(Collected data entries)

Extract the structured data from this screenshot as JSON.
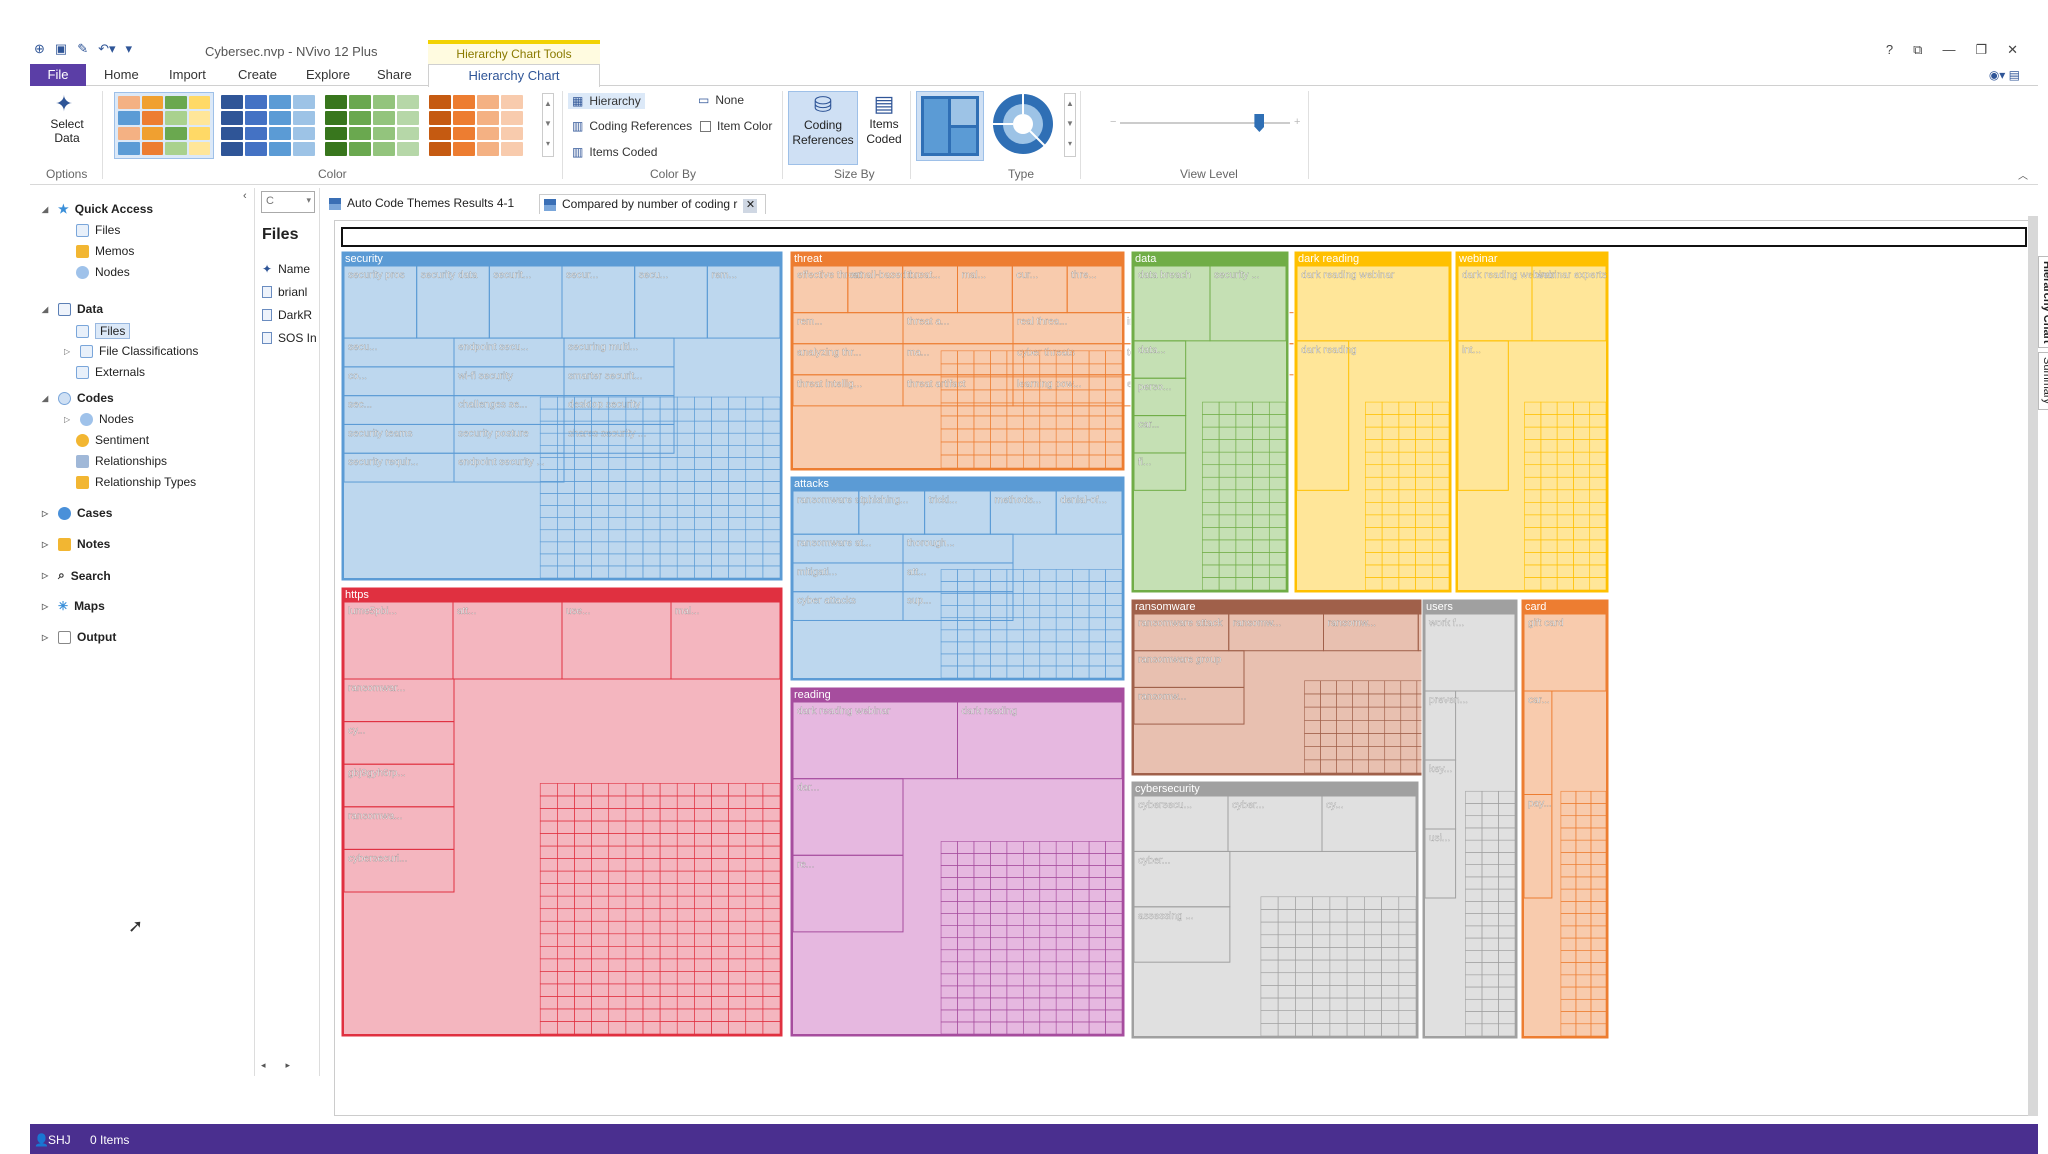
{
  "window": {
    "title": "Cybersec.nvp - NVivo 12 Plus",
    "context_title": "Hierarchy Chart Tools",
    "controls": [
      "?",
      "⧉",
      "—",
      "❐",
      "✕"
    ]
  },
  "ribbon_tabs": {
    "file": "File",
    "tabs": [
      "Home",
      "Import",
      "Create",
      "Explore",
      "Share"
    ],
    "active": "Hierarchy Chart"
  },
  "ribbon": {
    "options": {
      "label": "Select Data",
      "group": "Options"
    },
    "color": {
      "group": "Color",
      "palettes": [
        [
          "#f4b183",
          "#f0a030",
          "#6aa84f",
          "#ffd966",
          "#5b9bd5",
          "#ed7d31",
          "#a9d18e",
          "#ffe699"
        ],
        [
          "#2f5597",
          "#4472c4",
          "#5b9bd5",
          "#9dc3e6"
        ],
        [
          "#38761d",
          "#6aa84f",
          "#93c47d",
          "#b6d7a8"
        ],
        [
          "#c55a11",
          "#ed7d31",
          "#f4b183",
          "#f8cbad"
        ]
      ]
    },
    "color_by": {
      "group": "Color By",
      "hierarchy": "Hierarchy",
      "coding_refs": "Coding References",
      "items_coded": "Items Coded",
      "none": "None",
      "item_color": "Item Color"
    },
    "size_by": {
      "group": "Size By",
      "coding_refs": "Coding References",
      "items_coded": "Items Coded"
    },
    "type": {
      "group": "Type"
    },
    "view_level": {
      "group": "View Level",
      "value": 0.82
    }
  },
  "nav": {
    "quick_access": "Quick Access",
    "qa_items": [
      "Files",
      "Memos",
      "Nodes"
    ],
    "data": "Data",
    "data_items": [
      "Files",
      "File Classifications",
      "Externals"
    ],
    "codes": "Codes",
    "codes_items": [
      "Nodes",
      "Sentiment",
      "Relationships",
      "Relationship Types"
    ],
    "sections": [
      "Cases",
      "Notes",
      "Search",
      "Maps",
      "Output"
    ]
  },
  "files_panel": {
    "combo": "C",
    "title": "Files",
    "header": "Name",
    "rows": [
      "brianl",
      "DarkR",
      "SOS In"
    ]
  },
  "doc_tabs": [
    "Auto Code Themes Results 4-1",
    "Compared by number of coding r"
  ],
  "side_tabs": [
    "Hierarchy Chart",
    "Summary"
  ],
  "status": {
    "user": "SHJ",
    "items": "0 Items"
  },
  "chart_data": {
    "type": "treemap",
    "title": "",
    "tiles": [
      {
        "name": "security",
        "color": "#5b9bd5",
        "fill": "#bdd7ee",
        "children": [
          "security pros",
          "security data",
          "securit...",
          "secur...",
          "secu...",
          "rem...",
          "secu...",
          "co...",
          "sec...",
          "security teams",
          "security requir...",
          "endpoint secu...",
          "wi-fi security",
          "challenges se...",
          "security posture",
          "endpoint security ...",
          "securing multi...",
          "smarter securit...",
          "desktop security",
          "shares security ..."
        ]
      },
      {
        "name": "threat",
        "color": "#ed7d31",
        "fill": "#f8cbad",
        "children": [
          "effective threat",
          "email-based t...",
          "threat...",
          "mal...",
          "cur...",
          "thre...",
          "rem...",
          "analyzing thr...",
          "threat intellig...",
          "threat a...",
          "ma...",
          "threat artifact",
          "real threa...",
          "cyber threats",
          "learning pow...",
          "internet t...",
          "top threats",
          "external thre...",
          "security t...",
          "online t..."
        ]
      },
      {
        "name": "data",
        "color": "#70ad47",
        "fill": "#c5e0b4",
        "children": [
          "data breach",
          "security ...",
          "data...",
          "perso...",
          "car...",
          "fi..."
        ]
      },
      {
        "name": "dark reading",
        "color": "#ffc000",
        "fill": "#ffe699",
        "children": [
          "dark reading webinar",
          "dark reading"
        ]
      },
      {
        "name": "webinar",
        "color": "#ffc000",
        "fill": "#ffe699",
        "children": [
          "dark reading webinar",
          "webinar experts",
          "int..."
        ]
      },
      {
        "name": "attacks",
        "color": "#5b9bd5",
        "fill": "#bdd7ee",
        "children": [
          "ransomware at...",
          "phishing...",
          "tricki...",
          "methods...",
          "denial-of...",
          "ransomware at...",
          "mitigati...",
          "cyber attacks",
          "thorough...",
          "att...",
          "sup..."
        ]
      },
      {
        "name": "https",
        "color": "#e03040",
        "fill": "#f4b6bf",
        "children": [
          "lume5pbi...",
          "att...",
          "use...",
          "mal...",
          "ransomwar...",
          "cy...",
          "gbj9gyh6rp...",
          "ransomwa...",
          "cybersecuri..."
        ]
      },
      {
        "name": "reading",
        "color": "#a64d9e",
        "fill": "#e6b8e0",
        "children": [
          "dark reading webinar",
          "dark reading",
          "dar...",
          "re..."
        ]
      },
      {
        "name": "ransomware",
        "color": "#a0604a",
        "fill": "#e8c0b0",
        "children": [
          "ransomware attack",
          "ransomw...",
          "ransomw...",
          "ransom...",
          "ransomware group",
          "ransomw..."
        ]
      },
      {
        "name": "users",
        "color": "#a0a0a0",
        "fill": "#e0e0e0",
        "children": [
          "work f...",
          "preven...",
          "key...",
          "usi..."
        ]
      },
      {
        "name": "card",
        "color": "#ed7d31",
        "fill": "#f8cbad",
        "children": [
          "gift card",
          "car...",
          "pay..."
        ]
      },
      {
        "name": "cybersecurity",
        "color": "#a0a0a0",
        "fill": "#e0e0e0",
        "children": [
          "cybersecu...",
          "cyber...",
          "cy...",
          "cyber...",
          "assessing ..."
        ]
      }
    ]
  }
}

Exercise prompt. Repeat the material above word for word and skip every image in it.

Reply to the task.
Extract the structured data from this screenshot as JSON.
{
  "window": {
    "title": "Cybersec.nvp - NVivo 12 Plus",
    "context_title": "Hierarchy Chart Tools",
    "controls": [
      "?",
      "⧉",
      "—",
      "❐",
      "✕"
    ]
  },
  "ribbon_tabs": {
    "file": "File",
    "tabs": [
      "Home",
      "Import",
      "Create",
      "Explore",
      "Share"
    ],
    "active": "Hierarchy Chart"
  },
  "ribbon": {
    "options": {
      "label": "Select Data",
      "group": "Options"
    },
    "color": {
      "group": "Color",
      "palettes": [
        [
          "#f4b183",
          "#f0a030",
          "#6aa84f",
          "#ffd966",
          "#5b9bd5",
          "#ed7d31",
          "#a9d18e",
          "#ffe699"
        ],
        [
          "#2f5597",
          "#4472c4",
          "#5b9bd5",
          "#9dc3e6"
        ],
        [
          "#38761d",
          "#6aa84f",
          "#93c47d",
          "#b6d7a8"
        ],
        [
          "#c55a11",
          "#ed7d31",
          "#f4b183",
          "#f8cbad"
        ]
      ]
    },
    "color_by": {
      "group": "Color By",
      "hierarchy": "Hierarchy",
      "coding_refs": "Coding References",
      "items_coded": "Items Coded",
      "none": "None",
      "item_color": "Item Color"
    },
    "size_by": {
      "group": "Size By",
      "coding_refs": "Coding References",
      "items_coded": "Items Coded"
    },
    "type": {
      "group": "Type"
    },
    "view_level": {
      "group": "View Level",
      "value": 0.82
    }
  },
  "nav": {
    "quick_access": "Quick Access",
    "qa_items": [
      "Files",
      "Memos",
      "Nodes"
    ],
    "data": "Data",
    "data_items": [
      "Files",
      "File Classifications",
      "Externals"
    ],
    "codes": "Codes",
    "codes_items": [
      "Nodes",
      "Sentiment",
      "Relationships",
      "Relationship Types"
    ],
    "sections": [
      "Cases",
      "Notes",
      "Search",
      "Maps",
      "Output"
    ]
  },
  "files_panel": {
    "combo": "C",
    "title": "Files",
    "header": "Name",
    "rows": [
      "brianl",
      "DarkR",
      "SOS In"
    ]
  },
  "doc_tabs": [
    "Auto Code Themes Results 4-1",
    "Compared by number of coding r"
  ],
  "side_tabs": [
    "Hierarchy Chart",
    "Summary"
  ],
  "status": {
    "user": "SHJ",
    "items": "0 Items"
  },
  "chart_data": {
    "type": "treemap",
    "title": "",
    "tiles": [
      {
        "name": "security",
        "color": "#5b9bd5",
        "fill": "#bdd7ee",
        "children": [
          "security pros",
          "security data",
          "securit...",
          "secur...",
          "secu...",
          "rem...",
          "secu...",
          "co...",
          "sec...",
          "security teams",
          "security requir...",
          "endpoint secu...",
          "wi-fi security",
          "challenges se...",
          "security posture",
          "endpoint security ...",
          "securing multi...",
          "smarter securit...",
          "desktop security",
          "shares security ..."
        ]
      },
      {
        "name": "threat",
        "color": "#ed7d31",
        "fill": "#f8cbad",
        "children": [
          "effective threat",
          "email-based t...",
          "threat...",
          "mal...",
          "cur...",
          "thre...",
          "rem...",
          "analyzing thr...",
          "threat intellig...",
          "threat a...",
          "ma...",
          "threat artifact",
          "real threa...",
          "cyber threats",
          "learning pow...",
          "internet t...",
          "top threats",
          "external thre...",
          "security t...",
          "online t..."
        ]
      },
      {
        "name": "data",
        "color": "#70ad47",
        "fill": "#c5e0b4",
        "children": [
          "data breach",
          "security ...",
          "data...",
          "perso...",
          "car...",
          "fi..."
        ]
      },
      {
        "name": "dark reading",
        "color": "#ffc000",
        "fill": "#ffe699",
        "children": [
          "dark reading webinar",
          "dark reading"
        ]
      },
      {
        "name": "webinar",
        "color": "#ffc000",
        "fill": "#ffe699",
        "children": [
          "dark reading webinar",
          "webinar experts",
          "int..."
        ]
      },
      {
        "name": "attacks",
        "color": "#5b9bd5",
        "fill": "#bdd7ee",
        "children": [
          "ransomware at...",
          "phishing...",
          "tricki...",
          "methods...",
          "denial-of...",
          "ransomware at...",
          "mitigati...",
          "cyber attacks",
          "thorough...",
          "att...",
          "sup..."
        ]
      },
      {
        "name": "https",
        "color": "#e03040",
        "fill": "#f4b6bf",
        "children": [
          "lume5pbi...",
          "att...",
          "use...",
          "mal...",
          "ransomwar...",
          "cy...",
          "gbj9gyh6rp...",
          "ransomwa...",
          "cybersecuri..."
        ]
      },
      {
        "name": "reading",
        "color": "#a64d9e",
        "fill": "#e6b8e0",
        "children": [
          "dark reading webinar",
          "dark reading",
          "dar...",
          "re..."
        ]
      },
      {
        "name": "ransomware",
        "color": "#a0604a",
        "fill": "#e8c0b0",
        "children": [
          "ransomware attack",
          "ransomw...",
          "ransomw...",
          "ransom...",
          "ransomware group",
          "ransomw..."
        ]
      },
      {
        "name": "users",
        "color": "#a0a0a0",
        "fill": "#e0e0e0",
        "children": [
          "work f...",
          "preven...",
          "key...",
          "usi..."
        ]
      },
      {
        "name": "card",
        "color": "#ed7d31",
        "fill": "#f8cbad",
        "children": [
          "gift card",
          "car...",
          "pay..."
        ]
      },
      {
        "name": "cybersecurity",
        "color": "#a0a0a0",
        "fill": "#e0e0e0",
        "children": [
          "cybersecu...",
          "cyber...",
          "cy...",
          "cyber...",
          "assessing ..."
        ]
      }
    ]
  }
}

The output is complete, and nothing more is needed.